Find the string "Truro" in the entries and copy each line that has it.
** start **
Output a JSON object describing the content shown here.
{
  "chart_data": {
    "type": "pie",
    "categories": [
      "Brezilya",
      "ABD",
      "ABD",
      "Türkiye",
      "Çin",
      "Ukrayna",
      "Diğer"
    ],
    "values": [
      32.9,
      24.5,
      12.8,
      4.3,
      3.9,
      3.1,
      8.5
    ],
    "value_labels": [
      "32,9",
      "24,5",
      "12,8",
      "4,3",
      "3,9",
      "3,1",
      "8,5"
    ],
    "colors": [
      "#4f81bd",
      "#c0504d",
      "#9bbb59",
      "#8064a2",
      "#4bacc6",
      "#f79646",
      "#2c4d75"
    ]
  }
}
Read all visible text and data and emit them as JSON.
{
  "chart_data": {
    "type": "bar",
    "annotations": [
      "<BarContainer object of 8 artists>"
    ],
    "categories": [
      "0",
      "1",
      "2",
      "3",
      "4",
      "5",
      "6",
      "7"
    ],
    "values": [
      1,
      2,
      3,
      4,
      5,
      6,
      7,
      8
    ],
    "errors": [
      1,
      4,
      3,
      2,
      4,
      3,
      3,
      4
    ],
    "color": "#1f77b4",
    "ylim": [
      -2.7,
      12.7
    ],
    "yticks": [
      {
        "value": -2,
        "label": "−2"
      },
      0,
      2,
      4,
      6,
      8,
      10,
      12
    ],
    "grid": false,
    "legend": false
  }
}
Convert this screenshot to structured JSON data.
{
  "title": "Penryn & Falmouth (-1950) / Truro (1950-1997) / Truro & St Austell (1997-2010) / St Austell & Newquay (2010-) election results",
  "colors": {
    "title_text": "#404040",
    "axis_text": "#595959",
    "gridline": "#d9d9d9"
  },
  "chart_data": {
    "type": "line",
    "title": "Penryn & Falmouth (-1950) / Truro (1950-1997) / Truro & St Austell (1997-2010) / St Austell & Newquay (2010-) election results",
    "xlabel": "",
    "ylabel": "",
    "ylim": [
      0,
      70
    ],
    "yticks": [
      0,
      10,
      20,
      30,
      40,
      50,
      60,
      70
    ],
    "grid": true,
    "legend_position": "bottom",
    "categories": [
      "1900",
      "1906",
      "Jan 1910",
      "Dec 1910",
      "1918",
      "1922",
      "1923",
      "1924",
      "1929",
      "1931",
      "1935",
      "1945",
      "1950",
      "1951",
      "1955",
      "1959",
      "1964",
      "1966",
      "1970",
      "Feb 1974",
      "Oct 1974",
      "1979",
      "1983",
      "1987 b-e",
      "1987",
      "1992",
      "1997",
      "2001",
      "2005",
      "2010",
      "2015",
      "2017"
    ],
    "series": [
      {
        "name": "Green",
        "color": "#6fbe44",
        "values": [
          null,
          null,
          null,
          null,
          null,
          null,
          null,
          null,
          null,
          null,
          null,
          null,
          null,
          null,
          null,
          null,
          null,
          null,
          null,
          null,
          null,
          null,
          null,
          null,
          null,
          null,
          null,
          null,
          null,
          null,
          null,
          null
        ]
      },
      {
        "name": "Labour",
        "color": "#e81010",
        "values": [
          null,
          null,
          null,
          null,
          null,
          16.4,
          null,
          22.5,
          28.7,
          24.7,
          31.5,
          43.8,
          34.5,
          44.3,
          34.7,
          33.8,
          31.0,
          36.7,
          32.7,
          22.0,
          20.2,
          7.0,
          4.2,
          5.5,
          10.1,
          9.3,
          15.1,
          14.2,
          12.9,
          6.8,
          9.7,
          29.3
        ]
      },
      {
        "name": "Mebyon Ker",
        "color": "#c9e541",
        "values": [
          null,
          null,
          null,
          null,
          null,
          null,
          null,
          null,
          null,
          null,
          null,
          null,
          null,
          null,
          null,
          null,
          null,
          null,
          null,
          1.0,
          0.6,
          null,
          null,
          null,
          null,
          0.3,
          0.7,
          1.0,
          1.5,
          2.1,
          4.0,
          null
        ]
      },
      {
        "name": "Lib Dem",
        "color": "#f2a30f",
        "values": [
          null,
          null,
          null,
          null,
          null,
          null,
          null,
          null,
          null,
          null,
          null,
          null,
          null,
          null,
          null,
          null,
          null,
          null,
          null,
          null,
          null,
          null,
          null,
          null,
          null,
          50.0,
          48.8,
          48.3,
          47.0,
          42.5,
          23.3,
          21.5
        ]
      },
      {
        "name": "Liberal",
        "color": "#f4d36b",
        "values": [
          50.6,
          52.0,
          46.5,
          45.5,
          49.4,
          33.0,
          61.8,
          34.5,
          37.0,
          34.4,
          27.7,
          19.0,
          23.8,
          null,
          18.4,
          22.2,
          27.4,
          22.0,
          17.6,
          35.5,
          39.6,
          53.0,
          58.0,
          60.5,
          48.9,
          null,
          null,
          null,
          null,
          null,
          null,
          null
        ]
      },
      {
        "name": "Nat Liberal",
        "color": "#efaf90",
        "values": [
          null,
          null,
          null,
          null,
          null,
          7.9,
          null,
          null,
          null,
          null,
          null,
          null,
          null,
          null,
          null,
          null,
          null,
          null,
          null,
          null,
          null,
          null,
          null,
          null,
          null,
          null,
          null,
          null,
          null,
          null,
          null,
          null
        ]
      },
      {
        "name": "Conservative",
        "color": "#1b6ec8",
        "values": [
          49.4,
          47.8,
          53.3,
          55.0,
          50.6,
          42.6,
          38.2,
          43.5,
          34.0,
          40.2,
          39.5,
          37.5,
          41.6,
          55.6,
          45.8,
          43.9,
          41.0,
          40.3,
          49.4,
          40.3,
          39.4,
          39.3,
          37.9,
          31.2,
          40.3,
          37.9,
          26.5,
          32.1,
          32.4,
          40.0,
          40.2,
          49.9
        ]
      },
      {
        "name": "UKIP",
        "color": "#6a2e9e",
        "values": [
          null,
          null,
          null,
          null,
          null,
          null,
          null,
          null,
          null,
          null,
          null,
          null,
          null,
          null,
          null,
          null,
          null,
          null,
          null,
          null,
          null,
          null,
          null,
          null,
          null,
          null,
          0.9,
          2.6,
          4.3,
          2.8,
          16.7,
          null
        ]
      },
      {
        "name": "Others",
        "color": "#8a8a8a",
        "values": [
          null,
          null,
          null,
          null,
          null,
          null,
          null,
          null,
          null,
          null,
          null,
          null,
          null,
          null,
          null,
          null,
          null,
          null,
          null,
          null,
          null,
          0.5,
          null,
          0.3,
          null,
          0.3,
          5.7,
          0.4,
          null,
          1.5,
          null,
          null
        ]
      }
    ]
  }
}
** end **
> [Full answer]
  "title": "Penryn & Falmouth (-1950) / Truro (1950-1997) / Truro & St Austell (1997-2010) / St Austell & Newquay (2010-) election results",
    "title": "Penryn & Falmouth (-1950) / Truro (1950-1997) / Truro & St Austell (1997-2010) / St Austell & Newquay (2010-) election results",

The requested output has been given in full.